* Material:

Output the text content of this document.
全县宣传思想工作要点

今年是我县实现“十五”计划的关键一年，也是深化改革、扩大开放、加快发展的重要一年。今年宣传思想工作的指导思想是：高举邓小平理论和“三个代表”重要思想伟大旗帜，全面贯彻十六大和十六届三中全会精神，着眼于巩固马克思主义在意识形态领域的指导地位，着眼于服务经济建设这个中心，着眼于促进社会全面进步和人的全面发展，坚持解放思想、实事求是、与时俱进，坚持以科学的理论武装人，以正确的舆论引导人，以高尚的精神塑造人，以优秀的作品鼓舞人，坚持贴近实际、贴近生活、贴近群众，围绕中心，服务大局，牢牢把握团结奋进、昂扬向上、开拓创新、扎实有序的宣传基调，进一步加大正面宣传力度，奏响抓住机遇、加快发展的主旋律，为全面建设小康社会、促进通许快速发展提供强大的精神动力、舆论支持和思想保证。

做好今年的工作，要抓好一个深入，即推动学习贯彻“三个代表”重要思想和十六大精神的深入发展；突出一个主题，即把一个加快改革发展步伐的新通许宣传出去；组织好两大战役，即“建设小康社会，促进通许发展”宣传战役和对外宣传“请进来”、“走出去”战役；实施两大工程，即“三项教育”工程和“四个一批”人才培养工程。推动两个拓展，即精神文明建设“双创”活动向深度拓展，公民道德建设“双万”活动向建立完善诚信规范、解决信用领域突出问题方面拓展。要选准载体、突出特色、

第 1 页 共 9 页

--

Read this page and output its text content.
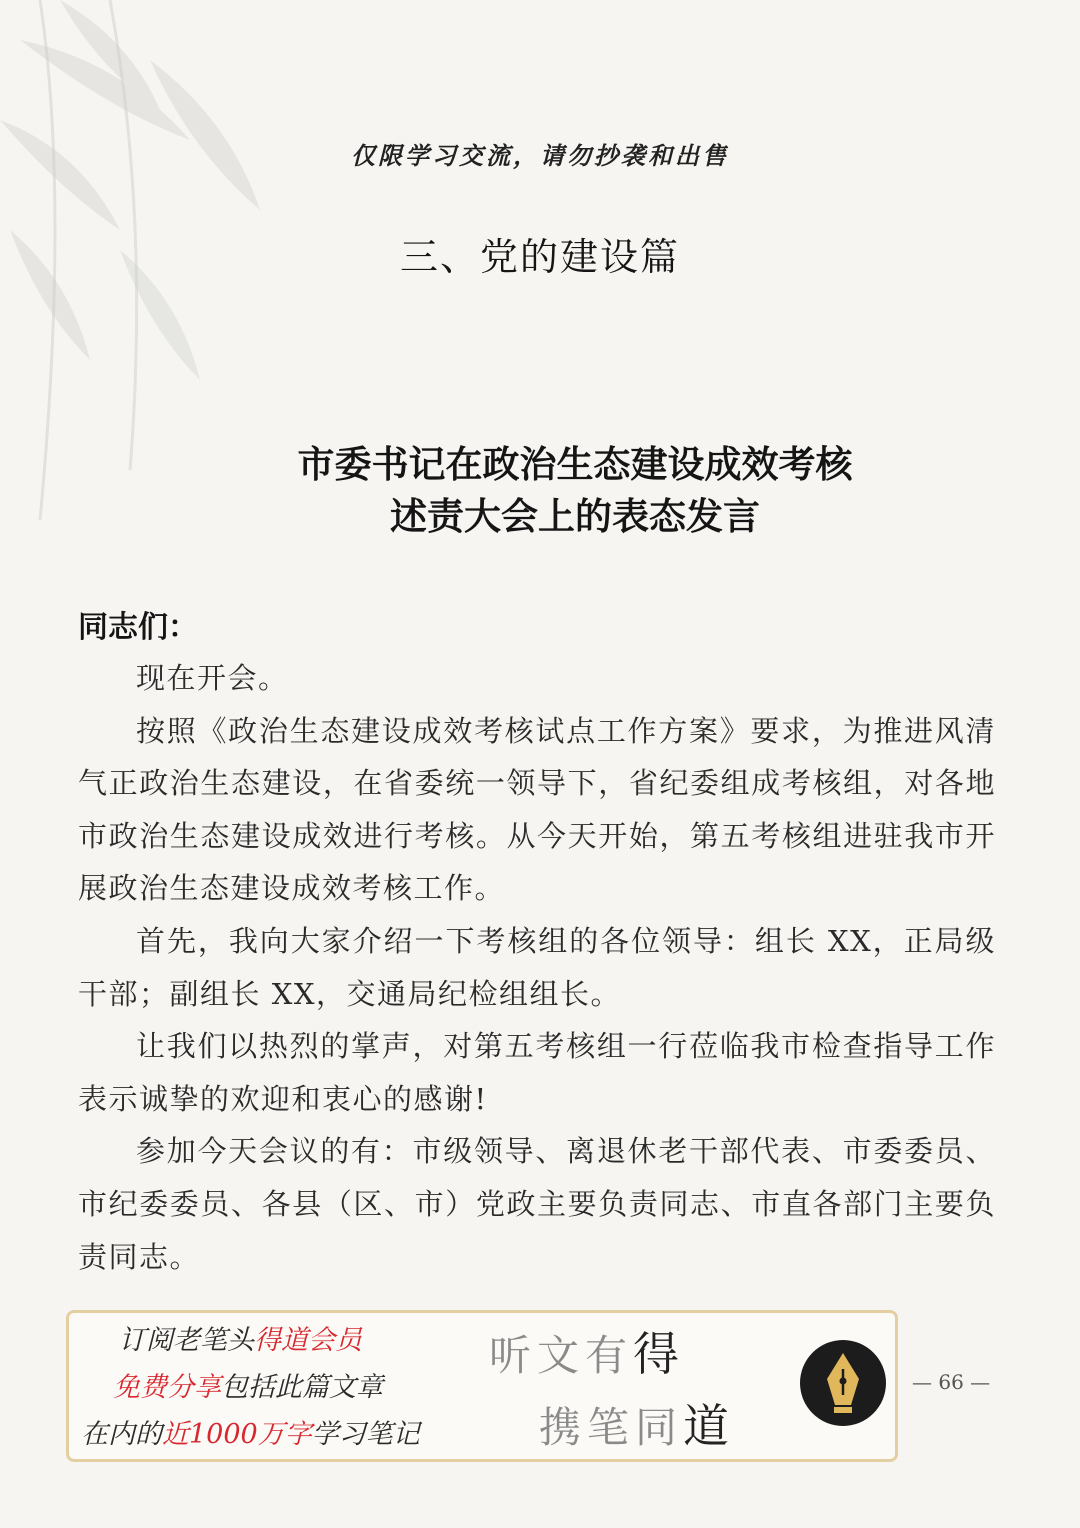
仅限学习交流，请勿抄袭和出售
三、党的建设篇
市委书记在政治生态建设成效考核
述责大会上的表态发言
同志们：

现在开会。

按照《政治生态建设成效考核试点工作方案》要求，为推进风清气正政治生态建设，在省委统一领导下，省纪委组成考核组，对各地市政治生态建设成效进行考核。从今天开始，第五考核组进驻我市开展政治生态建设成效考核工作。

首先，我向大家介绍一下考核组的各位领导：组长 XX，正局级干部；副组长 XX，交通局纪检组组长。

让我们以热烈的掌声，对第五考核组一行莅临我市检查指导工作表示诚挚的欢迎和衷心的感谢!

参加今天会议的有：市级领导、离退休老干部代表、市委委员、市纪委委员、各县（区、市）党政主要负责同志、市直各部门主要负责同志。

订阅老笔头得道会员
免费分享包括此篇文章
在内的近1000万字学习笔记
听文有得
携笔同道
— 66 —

* Set exercise: Scan the listing above and identify each line holding the string "text"; copy every such line.

* Task result:
Output the text content of this document.
Read this page and output its text content.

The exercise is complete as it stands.